**** Information given ****
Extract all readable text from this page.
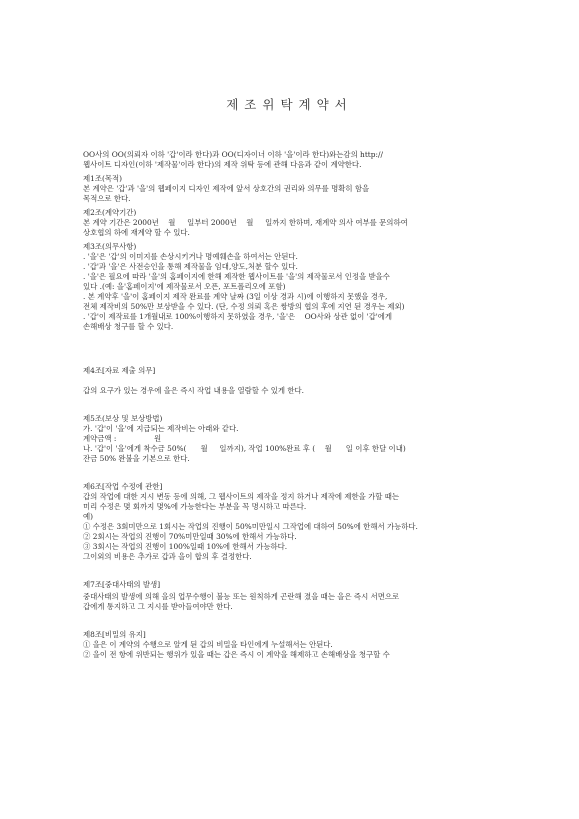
제조위탁계약서
OO사의 OO(의뢰자 이하 '갑'이라 한다)과 OO(디자이너 이하 '을'이라 한다)와는감의 http://
웹사이트 디자인(이하 '제작물'이라 한다)의 제작 위탁 등에 관해 다음과 같이 계약한다.
제1조(목적)
본 계약은 '갑'과 '을'의 웹페이지 디자인 제작에 앞서 상호간의 권리와 의무를 명확히 함을
목적으로 한다.
제2조(계약기간)
본 계약 기간은 2000년    월     일부터 2000년    월     일까지 한하며, 재계약 의사 여부를 문의하여
상호협의 하에 재계약 할 수 있다.
제3조(의무사항)
. '을'은 '갑'의 이미지를 손상시키거나 명예훼손을 하여서는 안된다.
. '갑'과 '을'은 사전승인을 통해 제작물을 임대,양도,처분 할수 있다.
. '을'은 필요에 따라 '을'의 홈페이지에 한해 제작한 웹사이트를 '을'의 제작물로서 인정을 받을수
있다 .(예: 을'홈페이지'에 제작물로서 오픈, 포트폴리오에 포함)
. 본 계약후 '을'이 홈페이지 제작 완료를 계약 날짜 (3일 이상 경과 시)에 이행하지 못했을 경우,
전체 제작비의 50%만 보상받을 수 있다. (단, 수정 의뢰 혹은 쌍방의 협의 후에 지연 된 경우는 제외)
. '갑'이 제작료를 1개월내로 100%이행하지 못하였을 경우, '을'은    OO사와 상관 없이 '갑'에게
손해배상 청구를 할 수 있다.
제4조[자료 제출 의무]
갑의 요구가 있는 경우에 을은 즉시 작업 내용을 열람할 수 있게 한다.
제5조(보상 및 보상방법)
가. '갑'이 '을'에 지급되는 제작비는 아래와 같다.
계약금액 :                원
나. '갑'이 '을'에게 착수금 50%(      월     일까지), 작업 100%완료 후 (    월      일 이후 한달 이내)
잔금 50% 완불을 기본으로 한다.
제6조[작업 수정에 관한]
갑의 작업에 대한 지시 변동 등에 의해, 그 웹사이트의 제작을 정지 하거나 제작에 제한을 가할 때는
미리 수정은 몇 회까지 몇%에 가능한다는 부분을 꼭 명시하고 따른다.
예)
① 수정은 3회미만으로 1회시는 작업의 진행이 50%미만일시 그작업에 대하여 50%에 한해서 가능하다.
② 2회시는 작업의 진행이 70%미만일때 30%에 한해서 가능하다.
③ 3회시는 작업의 진행이 100%일때 10%에 한해서 가능하다.
그이외의 비용은 추가로 갑과 을이 합의 후 결정한다.
제7조[중대사태의 발생]
중대사태의 발생에 의해 을의 업무수행이 불능 또는 원칙하게 곤란해 졌을 때는 을은 즉시 서면으로
갑에게 통지하고 그 지시를 받아들여야만 한다.
제8조[비밀의 유지]
① 을은 이 계약의 수행으로 알게 된 갑의 비밀을 타인에게 누설해서는 안된다.
② 을이 전 항에 위반되는 행위가 있을 때는 갑은 즉시 이 계약을 해제하고 손해배상을 청구할 수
****
Copy each line in the data that holds the word "이행하지".

. 본 계약후 '을'이 홈페이지 제작 완료를 계약 날짜 (3일 이상 경과 시)에 이행하지 못했을 경우,
. '갑'이 제작료를 1개월내로 100%이행하지 못하였을 경우, '을'은    OO사와 상관 없이 '갑'에게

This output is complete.